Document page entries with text
- Opening Delimiter -

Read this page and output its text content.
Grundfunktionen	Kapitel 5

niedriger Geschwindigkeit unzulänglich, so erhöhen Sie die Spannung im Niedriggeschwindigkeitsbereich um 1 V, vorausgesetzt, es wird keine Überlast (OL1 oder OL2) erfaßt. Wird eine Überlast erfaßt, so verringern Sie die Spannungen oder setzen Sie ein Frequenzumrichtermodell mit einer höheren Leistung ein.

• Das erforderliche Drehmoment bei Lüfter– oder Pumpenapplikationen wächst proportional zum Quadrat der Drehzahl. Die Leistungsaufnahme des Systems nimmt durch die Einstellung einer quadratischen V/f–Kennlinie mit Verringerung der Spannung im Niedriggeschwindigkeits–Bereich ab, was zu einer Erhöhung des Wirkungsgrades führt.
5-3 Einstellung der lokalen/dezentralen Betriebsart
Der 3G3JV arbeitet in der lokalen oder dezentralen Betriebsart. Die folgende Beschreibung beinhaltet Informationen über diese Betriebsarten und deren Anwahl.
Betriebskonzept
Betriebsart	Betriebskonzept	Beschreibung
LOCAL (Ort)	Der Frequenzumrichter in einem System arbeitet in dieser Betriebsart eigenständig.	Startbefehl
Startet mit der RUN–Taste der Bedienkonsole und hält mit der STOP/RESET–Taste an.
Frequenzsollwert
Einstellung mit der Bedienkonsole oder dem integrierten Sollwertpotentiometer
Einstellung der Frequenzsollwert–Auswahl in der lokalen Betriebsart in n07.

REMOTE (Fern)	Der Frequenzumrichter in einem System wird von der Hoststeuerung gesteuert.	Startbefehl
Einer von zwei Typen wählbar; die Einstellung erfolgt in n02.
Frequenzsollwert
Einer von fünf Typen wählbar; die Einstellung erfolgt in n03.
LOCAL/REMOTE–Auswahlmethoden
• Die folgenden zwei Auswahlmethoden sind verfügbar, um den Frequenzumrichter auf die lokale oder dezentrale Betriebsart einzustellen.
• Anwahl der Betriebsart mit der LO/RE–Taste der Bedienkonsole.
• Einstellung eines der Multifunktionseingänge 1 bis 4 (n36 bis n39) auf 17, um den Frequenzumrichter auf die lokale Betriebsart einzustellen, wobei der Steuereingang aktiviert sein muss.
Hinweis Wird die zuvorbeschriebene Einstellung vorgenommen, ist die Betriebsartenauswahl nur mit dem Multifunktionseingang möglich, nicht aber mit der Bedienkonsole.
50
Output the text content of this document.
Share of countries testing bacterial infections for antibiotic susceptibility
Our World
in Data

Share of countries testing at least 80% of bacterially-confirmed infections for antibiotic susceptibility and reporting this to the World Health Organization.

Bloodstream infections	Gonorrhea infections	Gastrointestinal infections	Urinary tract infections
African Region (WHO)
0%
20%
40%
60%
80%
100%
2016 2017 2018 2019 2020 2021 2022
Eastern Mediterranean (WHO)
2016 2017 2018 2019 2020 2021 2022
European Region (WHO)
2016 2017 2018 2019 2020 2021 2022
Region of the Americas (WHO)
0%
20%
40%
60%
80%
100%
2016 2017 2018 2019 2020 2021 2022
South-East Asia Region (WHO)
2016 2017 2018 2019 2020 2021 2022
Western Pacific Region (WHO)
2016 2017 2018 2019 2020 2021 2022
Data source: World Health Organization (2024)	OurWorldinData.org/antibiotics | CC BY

- Closing Delimiter -

What to work on:
What belongs in the answer is each line of the data that has the word "arbeitet".

Written response:
Der 3G3JV arbeitet in der lokalen oder dezentralen Betriebsart. Die folgende Beschreibung beinhaltet Informationen über diese Betriebsarten und deren Anwahl.
LOCAL (Ort)	Der Frequenzumrichter in einem System arbeitet in dieser Betriebsart eigenständig.	Startbefehl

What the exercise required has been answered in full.